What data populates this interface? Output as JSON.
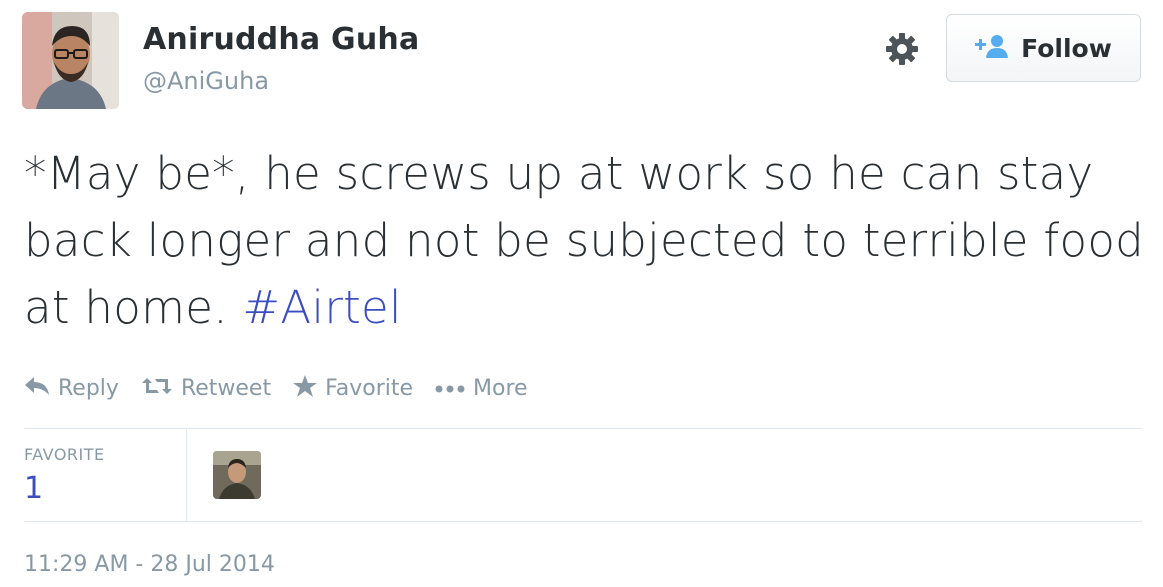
{
  "author": {
    "fullname": "Aniruddha Guha",
    "username": "@AniGuha",
    "avatar_icon": "user-avatar"
  },
  "header": {
    "gear_icon": "gear-icon",
    "follow_label": "Follow",
    "follow_icon": "add-person-icon"
  },
  "tweet": {
    "text": "*May be*, he screws up at work so he can stay back longer and not be subjected to terrible food at home.",
    "hashtag": "#Airtel"
  },
  "actions": {
    "reply": "Reply",
    "retweet": "Retweet",
    "favorite": "Favorite",
    "more": "More"
  },
  "stats": {
    "favorite_label": "FAVORITE",
    "favorite_count": "1"
  },
  "timestamp": "11:29 AM - 28 Jul 2014",
  "colors": {
    "text": "#292f33",
    "muted": "#8899a6",
    "link": "#3b4dc1",
    "border": "#e1e8ed"
  }
}
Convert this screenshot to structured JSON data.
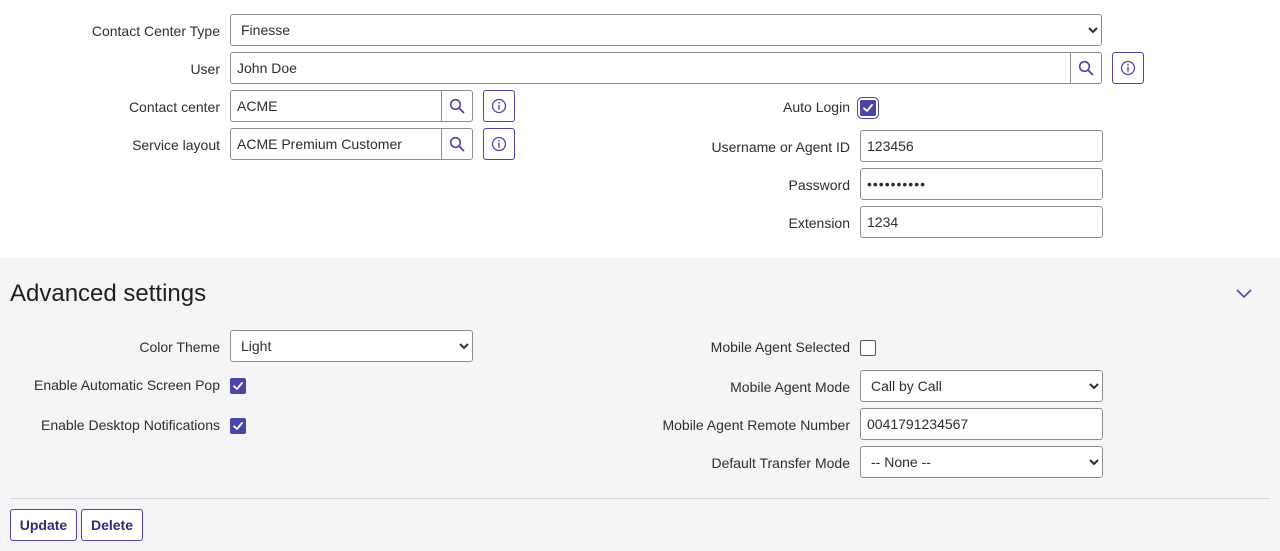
{
  "form": {
    "contact_center_type": {
      "label": "Contact Center Type",
      "value": "Finesse"
    },
    "user": {
      "label": "User",
      "value": "John Doe"
    },
    "contact_center": {
      "label": "Contact center",
      "value": "ACME"
    },
    "service_layout": {
      "label": "Service layout",
      "value": "ACME Premium Customer"
    },
    "auto_login": {
      "label": "Auto Login",
      "checked": true
    },
    "username": {
      "label": "Username or Agent ID",
      "value": "123456"
    },
    "password": {
      "label": "Password",
      "value": "••••••••••"
    },
    "extension": {
      "label": "Extension",
      "value": "1234"
    }
  },
  "advanced": {
    "title": "Advanced settings",
    "color_theme": {
      "label": "Color Theme",
      "value": "Light"
    },
    "screen_pop": {
      "label": "Enable Automatic Screen Pop",
      "checked": true
    },
    "desktop_notifications": {
      "label": "Enable Desktop Notifications",
      "checked": true
    },
    "mobile_agent_selected": {
      "label": "Mobile Agent Selected",
      "checked": false
    },
    "mobile_agent_mode": {
      "label": "Mobile Agent Mode",
      "value": "Call by Call"
    },
    "mobile_agent_remote_number": {
      "label": "Mobile Agent Remote Number",
      "value": "0041791234567"
    },
    "default_transfer_mode": {
      "label": "Default Transfer Mode",
      "value": "-- None --"
    }
  },
  "actions": {
    "update_label": "Update",
    "delete_label": "Delete"
  },
  "icons": {
    "search": "search-icon",
    "info": "info-icon",
    "check": "check-icon",
    "chevron": "chevron-down-icon"
  },
  "colors": {
    "accent": "#4b45a6",
    "section_bg": "#f5f5f8",
    "border": "#8e8e8e"
  }
}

- - -

WHAT THE TASK REQUIRES:
Only lines that contain the word "this" are wanted; copy each of them.

EXERCISE OUTPUT:
What data populates this interface? Output as JSON.
Convert this screenshot to structured JSON data.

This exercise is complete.